- TASK REQUIREMENTS:
Give a verbatim quotation of every record.

- INFORMATION PROVIDED:

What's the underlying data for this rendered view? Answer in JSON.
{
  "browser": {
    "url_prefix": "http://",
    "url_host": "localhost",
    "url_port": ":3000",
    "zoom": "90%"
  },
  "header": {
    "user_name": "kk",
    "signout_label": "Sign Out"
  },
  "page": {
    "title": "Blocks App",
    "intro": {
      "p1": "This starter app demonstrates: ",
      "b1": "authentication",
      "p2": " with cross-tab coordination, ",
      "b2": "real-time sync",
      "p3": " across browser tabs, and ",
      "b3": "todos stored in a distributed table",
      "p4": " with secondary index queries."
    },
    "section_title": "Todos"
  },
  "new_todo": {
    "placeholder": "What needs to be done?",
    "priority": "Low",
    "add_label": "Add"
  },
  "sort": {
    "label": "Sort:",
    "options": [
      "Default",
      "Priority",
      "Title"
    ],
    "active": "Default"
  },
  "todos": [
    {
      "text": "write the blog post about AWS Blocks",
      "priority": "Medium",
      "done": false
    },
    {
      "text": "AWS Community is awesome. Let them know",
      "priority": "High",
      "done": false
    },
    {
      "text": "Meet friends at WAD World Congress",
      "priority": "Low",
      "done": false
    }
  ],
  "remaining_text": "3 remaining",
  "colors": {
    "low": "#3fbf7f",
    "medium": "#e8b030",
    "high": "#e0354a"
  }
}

- RESPONSE TO THE TASK:
What's the underlying data for this rendered view? Answer in JSON.
{
  "browser": {
    "url_prefix": "http://",
    "url_host": "localhost",
    "url_port": ":3000",
    "zoom": "90%"
  },
  "header": {
    "user_name": "kk",
    "signout_label": "Sign Out"
  },
  "page": {
    "title": "Blocks App",
    "intro": {
      "p1": "This starter app demonstrates: ",
      "b1": "authentication",
      "p2": " with cross-tab coordination, ",
      "b2": "real-time sync",
      "p3": " across browser tabs, and ",
      "b3": "todos stored in a distributed table",
      "p4": " with secondary index queries."
    },
    "section_title": "Todos"
  },
  "new_todo": {
    "placeholder": "What needs to be done?",
    "priority": "Low",
    "add_label": "Add"
  },
  "sort": {
    "label": "Sort:",
    "options": [
      "Default",
      "Priority",
      "Title"
    ],
    "active": "Default"
  },
  "todos": [
    {
      "text": "write the blog post about AWS Blocks",
      "priority": "Medium",
      "done": false
    },
    {
      "text": "AWS Community is awesome. Let them know",
      "priority": "High",
      "done": false
    },
    {
      "text": "Meet friends at WAD World Congress",
      "priority": "Low",
      "done": false
    }
  ],
  "remaining_text": "3 remaining",
  "colors": {
    "low": "#3fbf7f",
    "medium": "#e8b030",
    "high": "#e0354a"
  }
}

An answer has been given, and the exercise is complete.